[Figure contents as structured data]
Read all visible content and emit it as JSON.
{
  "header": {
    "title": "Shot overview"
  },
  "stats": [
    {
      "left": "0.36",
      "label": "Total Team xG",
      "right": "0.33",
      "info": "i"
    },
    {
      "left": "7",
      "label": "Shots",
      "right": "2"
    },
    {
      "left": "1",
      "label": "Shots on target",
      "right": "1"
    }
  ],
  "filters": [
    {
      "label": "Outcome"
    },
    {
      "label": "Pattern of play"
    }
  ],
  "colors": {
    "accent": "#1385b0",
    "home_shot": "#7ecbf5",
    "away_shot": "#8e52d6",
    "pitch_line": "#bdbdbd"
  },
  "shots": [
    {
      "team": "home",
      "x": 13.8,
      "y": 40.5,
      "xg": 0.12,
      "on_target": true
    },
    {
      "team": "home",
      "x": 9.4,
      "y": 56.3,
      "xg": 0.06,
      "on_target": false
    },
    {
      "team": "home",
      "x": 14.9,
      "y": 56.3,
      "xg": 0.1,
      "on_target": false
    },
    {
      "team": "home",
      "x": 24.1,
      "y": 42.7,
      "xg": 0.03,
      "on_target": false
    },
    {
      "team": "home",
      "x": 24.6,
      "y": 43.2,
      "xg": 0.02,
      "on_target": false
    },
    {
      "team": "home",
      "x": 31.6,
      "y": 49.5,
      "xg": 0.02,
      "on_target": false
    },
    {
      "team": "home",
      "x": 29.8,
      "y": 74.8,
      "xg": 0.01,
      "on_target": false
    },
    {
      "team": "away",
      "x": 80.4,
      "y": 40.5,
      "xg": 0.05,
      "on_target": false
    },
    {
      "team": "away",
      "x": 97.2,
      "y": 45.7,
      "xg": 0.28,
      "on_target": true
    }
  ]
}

▸ Directive
Output the data above exactly, please, line for line.

▸ Task response
Read all visible content and emit it as JSON.
{
  "header": {
    "title": "Shot overview"
  },
  "stats": [
    {
      "left": "0.36",
      "label": "Total Team xG",
      "right": "0.33",
      "info": "i"
    },
    {
      "left": "7",
      "label": "Shots",
      "right": "2"
    },
    {
      "left": "1",
      "label": "Shots on target",
      "right": "1"
    }
  ],
  "filters": [
    {
      "label": "Outcome"
    },
    {
      "label": "Pattern of play"
    }
  ],
  "colors": {
    "accent": "#1385b0",
    "home_shot": "#7ecbf5",
    "away_shot": "#8e52d6",
    "pitch_line": "#bdbdbd"
  },
  "shots": [
    {
      "team": "home",
      "x": 13.8,
      "y": 40.5,
      "xg": 0.12,
      "on_target": true
    },
    {
      "team": "home",
      "x": 9.4,
      "y": 56.3,
      "xg": 0.06,
      "on_target": false
    },
    {
      "team": "home",
      "x": 14.9,
      "y": 56.3,
      "xg": 0.1,
      "on_target": false
    },
    {
      "team": "home",
      "x": 24.1,
      "y": 42.7,
      "xg": 0.03,
      "on_target": false
    },
    {
      "team": "home",
      "x": 24.6,
      "y": 43.2,
      "xg": 0.02,
      "on_target": false
    },
    {
      "team": "home",
      "x": 31.6,
      "y": 49.5,
      "xg": 0.02,
      "on_target": false
    },
    {
      "team": "home",
      "x": 29.8,
      "y": 74.8,
      "xg": 0.01,
      "on_target": false
    },
    {
      "team": "away",
      "x": 80.4,
      "y": 40.5,
      "xg": 0.05,
      "on_target": false
    },
    {
      "team": "away",
      "x": 97.2,
      "y": 45.7,
      "xg": 0.28,
      "on_target": true
    }
  ]
}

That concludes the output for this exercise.